▶ [Task to complete]
Take every line from the listing below that contains "TradingView".

▶ [Excerpted records]
++++
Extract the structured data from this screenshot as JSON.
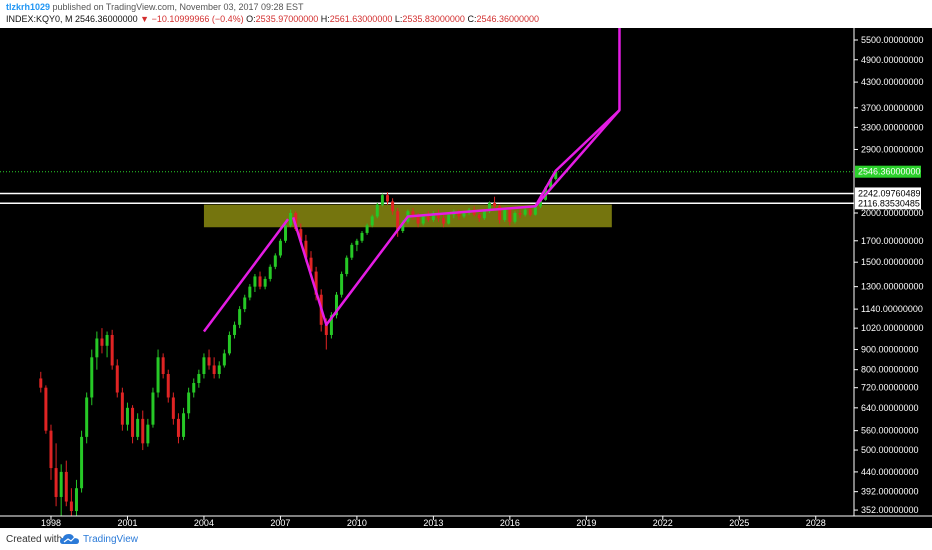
{
  "header": {
    "user": "tlzkrh1029",
    "published": "published on TradingView.com, November 03, 2017 09:28 EST",
    "symbol": "INDEX:KQY0, M",
    "last": "2546.36000000",
    "change": "−10.10999966 (−0.4%)",
    "o_label": "O:",
    "o_value": "2535.97000000",
    "h_label": "H:",
    "h_value": "2561.63000000",
    "l_label": "L:",
    "l_value": "2535.83000000",
    "c_label": "C:",
    "c_value": "2546.36000000"
  },
  "footer": {
    "created_with": "Created with",
    "brand": "TradingView"
  },
  "colors": {
    "background": "#000000",
    "up_candle": "#26c826",
    "down_candle": "#e02424",
    "pattern": "#e41ce4",
    "zone": "#8a8a10",
    "price_line": "#2bd12b"
  },
  "chart_data": {
    "type": "candlestick",
    "y_scale": "log",
    "x_ticks": [
      "1998",
      "2001",
      "2004",
      "2007",
      "2010",
      "2013",
      "2016",
      "2019",
      "2022",
      "2025",
      "2028"
    ],
    "y_ticks": [
      {
        "value": 5500,
        "label": "5500.00000000"
      },
      {
        "value": 4900,
        "label": "4900.00000000"
      },
      {
        "value": 4300,
        "label": "4300.00000000"
      },
      {
        "value": 3700,
        "label": "3700.00000000"
      },
      {
        "value": 3300,
        "label": "3300.00000000"
      },
      {
        "value": 2900,
        "label": "2900.00000000"
      },
      {
        "value": 2000,
        "label": "2000.00000000"
      },
      {
        "value": 1700,
        "label": "1700.00000000"
      },
      {
        "value": 1500,
        "label": "1500.00000000"
      },
      {
        "value": 1300,
        "label": "1300.00000000"
      },
      {
        "value": 1140,
        "label": "1140.00000000"
      },
      {
        "value": 1020,
        "label": "1020.00000000"
      },
      {
        "value": 900,
        "label": "900.00000000"
      },
      {
        "value": 800,
        "label": "800.00000000"
      },
      {
        "value": 720,
        "label": "720.00000000"
      },
      {
        "value": 640,
        "label": "640.00000000"
      },
      {
        "value": 560,
        "label": "560.00000000"
      },
      {
        "value": 500,
        "label": "500.00000000"
      },
      {
        "value": 440,
        "label": "440.00000000"
      },
      {
        "value": 392,
        "label": "392.00000000"
      },
      {
        "value": 352,
        "label": "352.00000000"
      }
    ],
    "ylim": [
      340,
      5900
    ],
    "xlim": [
      1996.0,
      2029.5
    ],
    "last_price": {
      "value": 2546.36,
      "label": "2546.36000000"
    },
    "horizontal_levels": [
      {
        "value": 2242.0976,
        "label": "2242.09760489"
      },
      {
        "value": 2116.8353,
        "label": "2116.83530485"
      }
    ],
    "zone": {
      "x0": 2004.0,
      "x1": 2020.0,
      "y_low": 1840,
      "y_high": 2100
    },
    "pattern_lines": [
      [
        [
          2007.5,
          1950
        ],
        [
          2008.8,
          1040
        ],
        [
          2012.0,
          1960
        ],
        [
          2017.0,
          2080
        ],
        [
          2017.8,
          2560
        ],
        [
          2020.3,
          3650
        ],
        [
          2020.3,
          5950
        ]
      ],
      [
        [
          2004.0,
          1000
        ],
        [
          2007.3,
          1930
        ]
      ],
      [
        [
          2017.0,
          2080
        ],
        [
          2020.3,
          3650
        ]
      ]
    ],
    "candles": [
      {
        "x": 1997.6,
        "o": 760,
        "h": 790,
        "l": 700,
        "c": 720
      },
      {
        "x": 1997.8,
        "o": 720,
        "h": 730,
        "l": 550,
        "c": 560
      },
      {
        "x": 1998.0,
        "o": 560,
        "h": 580,
        "l": 420,
        "c": 450
      },
      {
        "x": 1998.2,
        "o": 450,
        "h": 520,
        "l": 360,
        "c": 380
      },
      {
        "x": 1998.4,
        "o": 380,
        "h": 460,
        "l": 340,
        "c": 440
      },
      {
        "x": 1998.6,
        "o": 440,
        "h": 470,
        "l": 360,
        "c": 370
      },
      {
        "x": 1998.8,
        "o": 370,
        "h": 400,
        "l": 340,
        "c": 350
      },
      {
        "x": 1999.0,
        "o": 350,
        "h": 420,
        "l": 340,
        "c": 400
      },
      {
        "x": 1999.2,
        "o": 400,
        "h": 560,
        "l": 390,
        "c": 540
      },
      {
        "x": 1999.4,
        "o": 540,
        "h": 700,
        "l": 520,
        "c": 680
      },
      {
        "x": 1999.6,
        "o": 680,
        "h": 900,
        "l": 650,
        "c": 860
      },
      {
        "x": 1999.8,
        "o": 860,
        "h": 1000,
        "l": 800,
        "c": 960
      },
      {
        "x": 2000.0,
        "o": 960,
        "h": 1020,
        "l": 880,
        "c": 920
      },
      {
        "x": 2000.2,
        "o": 920,
        "h": 1000,
        "l": 860,
        "c": 980
      },
      {
        "x": 2000.4,
        "o": 980,
        "h": 1010,
        "l": 800,
        "c": 820
      },
      {
        "x": 2000.6,
        "o": 820,
        "h": 850,
        "l": 680,
        "c": 700
      },
      {
        "x": 2000.8,
        "o": 700,
        "h": 720,
        "l": 560,
        "c": 580
      },
      {
        "x": 2001.0,
        "o": 580,
        "h": 660,
        "l": 560,
        "c": 640
      },
      {
        "x": 2001.2,
        "o": 640,
        "h": 650,
        "l": 520,
        "c": 540
      },
      {
        "x": 2001.4,
        "o": 540,
        "h": 620,
        "l": 530,
        "c": 600
      },
      {
        "x": 2001.6,
        "o": 600,
        "h": 630,
        "l": 500,
        "c": 520
      },
      {
        "x": 2001.8,
        "o": 520,
        "h": 600,
        "l": 510,
        "c": 580
      },
      {
        "x": 2002.0,
        "o": 580,
        "h": 720,
        "l": 570,
        "c": 700
      },
      {
        "x": 2002.2,
        "o": 700,
        "h": 900,
        "l": 680,
        "c": 860
      },
      {
        "x": 2002.4,
        "o": 860,
        "h": 880,
        "l": 760,
        "c": 780
      },
      {
        "x": 2002.6,
        "o": 780,
        "h": 800,
        "l": 660,
        "c": 680
      },
      {
        "x": 2002.8,
        "o": 680,
        "h": 700,
        "l": 580,
        "c": 600
      },
      {
        "x": 2003.0,
        "o": 600,
        "h": 620,
        "l": 520,
        "c": 540
      },
      {
        "x": 2003.2,
        "o": 540,
        "h": 640,
        "l": 530,
        "c": 620
      },
      {
        "x": 2003.4,
        "o": 620,
        "h": 720,
        "l": 600,
        "c": 700
      },
      {
        "x": 2003.6,
        "o": 700,
        "h": 760,
        "l": 680,
        "c": 740
      },
      {
        "x": 2003.8,
        "o": 740,
        "h": 800,
        "l": 720,
        "c": 780
      },
      {
        "x": 2004.0,
        "o": 780,
        "h": 880,
        "l": 760,
        "c": 860
      },
      {
        "x": 2004.2,
        "o": 860,
        "h": 900,
        "l": 800,
        "c": 820
      },
      {
        "x": 2004.4,
        "o": 820,
        "h": 860,
        "l": 760,
        "c": 780
      },
      {
        "x": 2004.6,
        "o": 780,
        "h": 840,
        "l": 760,
        "c": 820
      },
      {
        "x": 2004.8,
        "o": 820,
        "h": 900,
        "l": 810,
        "c": 880
      },
      {
        "x": 2005.0,
        "o": 880,
        "h": 1000,
        "l": 870,
        "c": 980
      },
      {
        "x": 2005.2,
        "o": 980,
        "h": 1060,
        "l": 960,
        "c": 1040
      },
      {
        "x": 2005.4,
        "o": 1040,
        "h": 1160,
        "l": 1020,
        "c": 1140
      },
      {
        "x": 2005.6,
        "o": 1140,
        "h": 1240,
        "l": 1120,
        "c": 1220
      },
      {
        "x": 2005.8,
        "o": 1220,
        "h": 1320,
        "l": 1200,
        "c": 1300
      },
      {
        "x": 2006.0,
        "o": 1300,
        "h": 1400,
        "l": 1260,
        "c": 1380
      },
      {
        "x": 2006.2,
        "o": 1380,
        "h": 1420,
        "l": 1280,
        "c": 1300
      },
      {
        "x": 2006.4,
        "o": 1300,
        "h": 1380,
        "l": 1280,
        "c": 1360
      },
      {
        "x": 2006.6,
        "o": 1360,
        "h": 1480,
        "l": 1340,
        "c": 1460
      },
      {
        "x": 2006.8,
        "o": 1460,
        "h": 1580,
        "l": 1440,
        "c": 1560
      },
      {
        "x": 2007.0,
        "o": 1560,
        "h": 1720,
        "l": 1540,
        "c": 1700
      },
      {
        "x": 2007.2,
        "o": 1700,
        "h": 1880,
        "l": 1680,
        "c": 1860
      },
      {
        "x": 2007.4,
        "o": 1860,
        "h": 2040,
        "l": 1840,
        "c": 2000
      },
      {
        "x": 2007.6,
        "o": 2000,
        "h": 2020,
        "l": 1800,
        "c": 1820
      },
      {
        "x": 2007.8,
        "o": 1820,
        "h": 1880,
        "l": 1660,
        "c": 1700
      },
      {
        "x": 2008.0,
        "o": 1700,
        "h": 1760,
        "l": 1500,
        "c": 1540
      },
      {
        "x": 2008.2,
        "o": 1540,
        "h": 1600,
        "l": 1380,
        "c": 1420
      },
      {
        "x": 2008.4,
        "o": 1420,
        "h": 1460,
        "l": 1200,
        "c": 1240
      },
      {
        "x": 2008.6,
        "o": 1240,
        "h": 1280,
        "l": 1000,
        "c": 1040
      },
      {
        "x": 2008.8,
        "o": 1040,
        "h": 1080,
        "l": 900,
        "c": 980
      },
      {
        "x": 2009.0,
        "o": 980,
        "h": 1120,
        "l": 960,
        "c": 1100
      },
      {
        "x": 2009.2,
        "o": 1100,
        "h": 1260,
        "l": 1080,
        "c": 1240
      },
      {
        "x": 2009.4,
        "o": 1240,
        "h": 1420,
        "l": 1220,
        "c": 1400
      },
      {
        "x": 2009.6,
        "o": 1400,
        "h": 1560,
        "l": 1380,
        "c": 1540
      },
      {
        "x": 2009.8,
        "o": 1540,
        "h": 1680,
        "l": 1520,
        "c": 1660
      },
      {
        "x": 2010.0,
        "o": 1660,
        "h": 1720,
        "l": 1600,
        "c": 1700
      },
      {
        "x": 2010.2,
        "o": 1700,
        "h": 1800,
        "l": 1680,
        "c": 1780
      },
      {
        "x": 2010.4,
        "o": 1780,
        "h": 1880,
        "l": 1760,
        "c": 1860
      },
      {
        "x": 2010.6,
        "o": 1860,
        "h": 1980,
        "l": 1840,
        "c": 1960
      },
      {
        "x": 2010.8,
        "o": 1960,
        "h": 2120,
        "l": 1940,
        "c": 2100
      },
      {
        "x": 2011.0,
        "o": 2100,
        "h": 2240,
        "l": 2080,
        "c": 2220
      },
      {
        "x": 2011.2,
        "o": 2220,
        "h": 2260,
        "l": 2100,
        "c": 2140
      },
      {
        "x": 2011.4,
        "o": 2140,
        "h": 2180,
        "l": 1980,
        "c": 2020
      },
      {
        "x": 2011.6,
        "o": 2020,
        "h": 2060,
        "l": 1740,
        "c": 1800
      },
      {
        "x": 2011.8,
        "o": 1800,
        "h": 1920,
        "l": 1780,
        "c": 1900
      },
      {
        "x": 2012.0,
        "o": 1900,
        "h": 2040,
        "l": 1880,
        "c": 2020
      },
      {
        "x": 2012.2,
        "o": 2020,
        "h": 2060,
        "l": 1920,
        "c": 1960
      },
      {
        "x": 2012.4,
        "o": 1960,
        "h": 2000,
        "l": 1840,
        "c": 1880
      },
      {
        "x": 2012.6,
        "o": 1880,
        "h": 1980,
        "l": 1860,
        "c": 1960
      },
      {
        "x": 2012.8,
        "o": 1960,
        "h": 2020,
        "l": 1900,
        "c": 1920
      },
      {
        "x": 2013.0,
        "o": 1920,
        "h": 2020,
        "l": 1900,
        "c": 2000
      },
      {
        "x": 2013.2,
        "o": 2000,
        "h": 2040,
        "l": 1900,
        "c": 1940
      },
      {
        "x": 2013.4,
        "o": 1940,
        "h": 1980,
        "l": 1840,
        "c": 1880
      },
      {
        "x": 2013.6,
        "o": 1880,
        "h": 2000,
        "l": 1870,
        "c": 1980
      },
      {
        "x": 2013.8,
        "o": 1980,
        "h": 2040,
        "l": 1940,
        "c": 2020
      },
      {
        "x": 2014.0,
        "o": 2020,
        "h": 2040,
        "l": 1920,
        "c": 1960
      },
      {
        "x": 2014.2,
        "o": 1960,
        "h": 2020,
        "l": 1940,
        "c": 2000
      },
      {
        "x": 2014.4,
        "o": 2000,
        "h": 2060,
        "l": 1980,
        "c": 2040
      },
      {
        "x": 2014.6,
        "o": 2040,
        "h": 2080,
        "l": 1960,
        "c": 1980
      },
      {
        "x": 2014.8,
        "o": 1980,
        "h": 2000,
        "l": 1900,
        "c": 1940
      },
      {
        "x": 2015.0,
        "o": 1940,
        "h": 2040,
        "l": 1920,
        "c": 2020
      },
      {
        "x": 2015.2,
        "o": 2020,
        "h": 2140,
        "l": 2000,
        "c": 2120
      },
      {
        "x": 2015.4,
        "o": 2120,
        "h": 2200,
        "l": 2060,
        "c": 2080
      },
      {
        "x": 2015.6,
        "o": 2080,
        "h": 2100,
        "l": 1880,
        "c": 1920
      },
      {
        "x": 2015.8,
        "o": 1920,
        "h": 2060,
        "l": 1900,
        "c": 2040
      },
      {
        "x": 2016.0,
        "o": 2040,
        "h": 2060,
        "l": 1860,
        "c": 1900
      },
      {
        "x": 2016.2,
        "o": 1900,
        "h": 2020,
        "l": 1880,
        "c": 2000
      },
      {
        "x": 2016.4,
        "o": 2000,
        "h": 2040,
        "l": 1940,
        "c": 1980
      },
      {
        "x": 2016.6,
        "o": 1980,
        "h": 2060,
        "l": 1960,
        "c": 2040
      },
      {
        "x": 2016.8,
        "o": 2040,
        "h": 2080,
        "l": 1960,
        "c": 1980
      },
      {
        "x": 2017.0,
        "o": 1980,
        "h": 2100,
        "l": 1970,
        "c": 2080
      },
      {
        "x": 2017.2,
        "o": 2080,
        "h": 2180,
        "l": 2060,
        "c": 2160
      },
      {
        "x": 2017.4,
        "o": 2160,
        "h": 2340,
        "l": 2150,
        "c": 2320
      },
      {
        "x": 2017.6,
        "o": 2320,
        "h": 2460,
        "l": 2300,
        "c": 2440
      },
      {
        "x": 2017.8,
        "o": 2440,
        "h": 2580,
        "l": 2420,
        "c": 2546
      }
    ]
  }
}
++++
▶ [Task solution]
    "published": "published on TradingView.com, November 03, 2017 09:28 EST",
    "brand": "TradingView"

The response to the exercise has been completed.